_Exercise brief_. Repeat the entire listing exactly as written.

_Exercise data_.
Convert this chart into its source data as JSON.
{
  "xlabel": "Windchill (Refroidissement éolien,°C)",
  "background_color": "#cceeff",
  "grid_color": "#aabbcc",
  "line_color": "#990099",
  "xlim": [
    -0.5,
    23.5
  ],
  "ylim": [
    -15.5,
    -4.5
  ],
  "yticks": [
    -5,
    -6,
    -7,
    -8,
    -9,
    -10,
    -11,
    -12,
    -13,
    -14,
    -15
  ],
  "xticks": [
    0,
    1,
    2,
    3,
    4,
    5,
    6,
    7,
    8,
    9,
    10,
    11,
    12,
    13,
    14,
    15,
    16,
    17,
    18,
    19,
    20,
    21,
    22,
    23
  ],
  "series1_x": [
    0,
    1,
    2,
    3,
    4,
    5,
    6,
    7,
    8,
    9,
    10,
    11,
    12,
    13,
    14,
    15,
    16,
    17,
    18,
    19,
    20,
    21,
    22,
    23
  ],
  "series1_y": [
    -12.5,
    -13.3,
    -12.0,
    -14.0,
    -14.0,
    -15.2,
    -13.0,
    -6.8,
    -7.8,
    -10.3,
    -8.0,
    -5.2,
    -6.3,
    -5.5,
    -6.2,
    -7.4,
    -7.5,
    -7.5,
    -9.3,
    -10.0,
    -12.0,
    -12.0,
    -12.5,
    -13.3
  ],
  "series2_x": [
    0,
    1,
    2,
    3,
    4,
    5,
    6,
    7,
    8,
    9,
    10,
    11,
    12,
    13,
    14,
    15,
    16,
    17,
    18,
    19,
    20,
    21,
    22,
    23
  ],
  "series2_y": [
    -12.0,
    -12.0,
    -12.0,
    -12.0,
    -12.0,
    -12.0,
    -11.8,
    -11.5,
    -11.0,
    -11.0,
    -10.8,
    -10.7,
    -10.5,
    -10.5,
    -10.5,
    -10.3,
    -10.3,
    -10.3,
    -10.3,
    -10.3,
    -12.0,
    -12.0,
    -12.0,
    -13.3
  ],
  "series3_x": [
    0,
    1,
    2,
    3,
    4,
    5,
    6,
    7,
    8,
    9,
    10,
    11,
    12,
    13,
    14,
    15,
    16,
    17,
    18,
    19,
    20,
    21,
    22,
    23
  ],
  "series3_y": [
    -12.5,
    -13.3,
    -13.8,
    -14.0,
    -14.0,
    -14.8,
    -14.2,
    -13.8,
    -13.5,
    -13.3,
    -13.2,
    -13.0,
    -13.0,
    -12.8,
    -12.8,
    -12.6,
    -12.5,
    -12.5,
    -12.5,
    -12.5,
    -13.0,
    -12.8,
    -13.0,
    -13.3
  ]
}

_Final answer_.
Convert this chart into its source data as JSON.
{
  "xlabel": "Windchill (Refroidissement éolien,°C)",
  "background_color": "#cceeff",
  "grid_color": "#aabbcc",
  "line_color": "#990099",
  "xlim": [
    -0.5,
    23.5
  ],
  "ylim": [
    -15.5,
    -4.5
  ],
  "yticks": [
    -5,
    -6,
    -7,
    -8,
    -9,
    -10,
    -11,
    -12,
    -13,
    -14,
    -15
  ],
  "xticks": [
    0,
    1,
    2,
    3,
    4,
    5,
    6,
    7,
    8,
    9,
    10,
    11,
    12,
    13,
    14,
    15,
    16,
    17,
    18,
    19,
    20,
    21,
    22,
    23
  ],
  "series1_x": [
    0,
    1,
    2,
    3,
    4,
    5,
    6,
    7,
    8,
    9,
    10,
    11,
    12,
    13,
    14,
    15,
    16,
    17,
    18,
    19,
    20,
    21,
    22,
    23
  ],
  "series1_y": [
    -12.5,
    -13.3,
    -12.0,
    -14.0,
    -14.0,
    -15.2,
    -13.0,
    -6.8,
    -7.8,
    -10.3,
    -8.0,
    -5.2,
    -6.3,
    -5.5,
    -6.2,
    -7.4,
    -7.5,
    -7.5,
    -9.3,
    -10.0,
    -12.0,
    -12.0,
    -12.5,
    -13.3
  ],
  "series2_x": [
    0,
    1,
    2,
    3,
    4,
    5,
    6,
    7,
    8,
    9,
    10,
    11,
    12,
    13,
    14,
    15,
    16,
    17,
    18,
    19,
    20,
    21,
    22,
    23
  ],
  "series2_y": [
    -12.0,
    -12.0,
    -12.0,
    -12.0,
    -12.0,
    -12.0,
    -11.8,
    -11.5,
    -11.0,
    -11.0,
    -10.8,
    -10.7,
    -10.5,
    -10.5,
    -10.5,
    -10.3,
    -10.3,
    -10.3,
    -10.3,
    -10.3,
    -12.0,
    -12.0,
    -12.0,
    -13.3
  ],
  "series3_x": [
    0,
    1,
    2,
    3,
    4,
    5,
    6,
    7,
    8,
    9,
    10,
    11,
    12,
    13,
    14,
    15,
    16,
    17,
    18,
    19,
    20,
    21,
    22,
    23
  ],
  "series3_y": [
    -12.5,
    -13.3,
    -13.8,
    -14.0,
    -14.0,
    -14.8,
    -14.2,
    -13.8,
    -13.5,
    -13.3,
    -13.2,
    -13.0,
    -13.0,
    -12.8,
    -12.8,
    -12.6,
    -12.5,
    -12.5,
    -12.5,
    -12.5,
    -13.0,
    -12.8,
    -13.0,
    -13.3
  ]
}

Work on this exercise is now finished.